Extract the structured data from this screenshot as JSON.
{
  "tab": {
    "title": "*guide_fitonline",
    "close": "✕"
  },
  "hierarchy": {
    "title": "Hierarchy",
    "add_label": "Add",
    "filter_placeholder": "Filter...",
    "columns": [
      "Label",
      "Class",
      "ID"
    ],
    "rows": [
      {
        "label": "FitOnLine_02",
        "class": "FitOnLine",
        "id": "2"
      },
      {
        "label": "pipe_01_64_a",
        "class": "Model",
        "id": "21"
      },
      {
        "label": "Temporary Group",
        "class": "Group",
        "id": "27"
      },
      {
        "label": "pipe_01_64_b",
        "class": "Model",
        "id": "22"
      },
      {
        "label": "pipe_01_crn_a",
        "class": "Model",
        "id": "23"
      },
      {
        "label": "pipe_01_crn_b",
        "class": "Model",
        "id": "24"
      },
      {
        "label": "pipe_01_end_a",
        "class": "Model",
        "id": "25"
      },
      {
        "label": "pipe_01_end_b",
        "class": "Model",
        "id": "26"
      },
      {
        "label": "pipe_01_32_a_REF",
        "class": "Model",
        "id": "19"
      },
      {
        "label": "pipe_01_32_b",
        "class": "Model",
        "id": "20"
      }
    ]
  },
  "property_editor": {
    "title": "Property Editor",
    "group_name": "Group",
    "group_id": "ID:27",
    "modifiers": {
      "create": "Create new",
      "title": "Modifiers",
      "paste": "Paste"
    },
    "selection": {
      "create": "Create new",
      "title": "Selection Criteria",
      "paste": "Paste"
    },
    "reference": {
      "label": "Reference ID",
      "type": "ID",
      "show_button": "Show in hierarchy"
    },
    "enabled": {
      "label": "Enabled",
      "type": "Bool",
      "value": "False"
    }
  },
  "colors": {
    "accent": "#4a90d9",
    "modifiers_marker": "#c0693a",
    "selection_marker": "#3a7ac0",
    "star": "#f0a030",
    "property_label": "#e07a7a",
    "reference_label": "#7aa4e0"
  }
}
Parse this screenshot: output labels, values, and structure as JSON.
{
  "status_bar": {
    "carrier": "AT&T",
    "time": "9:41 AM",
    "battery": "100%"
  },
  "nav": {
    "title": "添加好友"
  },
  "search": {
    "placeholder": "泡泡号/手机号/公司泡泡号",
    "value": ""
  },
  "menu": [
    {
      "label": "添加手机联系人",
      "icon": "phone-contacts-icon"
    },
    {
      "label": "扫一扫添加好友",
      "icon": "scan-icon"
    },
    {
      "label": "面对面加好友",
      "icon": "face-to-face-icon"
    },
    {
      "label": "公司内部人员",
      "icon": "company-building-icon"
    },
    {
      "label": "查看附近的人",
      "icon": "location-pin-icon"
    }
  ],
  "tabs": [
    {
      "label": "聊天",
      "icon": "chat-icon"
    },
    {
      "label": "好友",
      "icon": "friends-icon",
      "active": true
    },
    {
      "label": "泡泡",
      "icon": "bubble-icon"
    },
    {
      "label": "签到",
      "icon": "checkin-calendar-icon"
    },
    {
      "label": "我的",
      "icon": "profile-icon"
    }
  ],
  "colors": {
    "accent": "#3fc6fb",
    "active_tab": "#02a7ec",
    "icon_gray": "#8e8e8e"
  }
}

#####

WHAT TO PRODUCE: Set down, word for word, only the lines running from the line with "Parse this screenshot: output" to the last line of the listing above. Both of those lines belong in your answer.

TASK SOLUTION:
Parse this screenshot: output labels, values, and structure as JSON.
{
  "status_bar": {
    "carrier": "AT&T",
    "time": "9:41 AM",
    "battery": "100%"
  },
  "nav": {
    "title": "添加好友"
  },
  "search": {
    "placeholder": "泡泡号/手机号/公司泡泡号",
    "value": ""
  },
  "menu": [
    {
      "label": "添加手机联系人",
      "icon": "phone-contacts-icon"
    },
    {
      "label": "扫一扫添加好友",
      "icon": "scan-icon"
    },
    {
      "label": "面对面加好友",
      "icon": "face-to-face-icon"
    },
    {
      "label": "公司内部人员",
      "icon": "company-building-icon"
    },
    {
      "label": "查看附近的人",
      "icon": "location-pin-icon"
    }
  ],
  "tabs": [
    {
      "label": "聊天",
      "icon": "chat-icon"
    },
    {
      "label": "好友",
      "icon": "friends-icon",
      "active": true
    },
    {
      "label": "泡泡",
      "icon": "bubble-icon"
    },
    {
      "label": "签到",
      "icon": "checkin-calendar-icon"
    },
    {
      "label": "我的",
      "icon": "profile-icon"
    }
  ],
  "colors": {
    "accent": "#3fc6fb",
    "active_tab": "#02a7ec",
    "icon_gray": "#8e8e8e"
  }
}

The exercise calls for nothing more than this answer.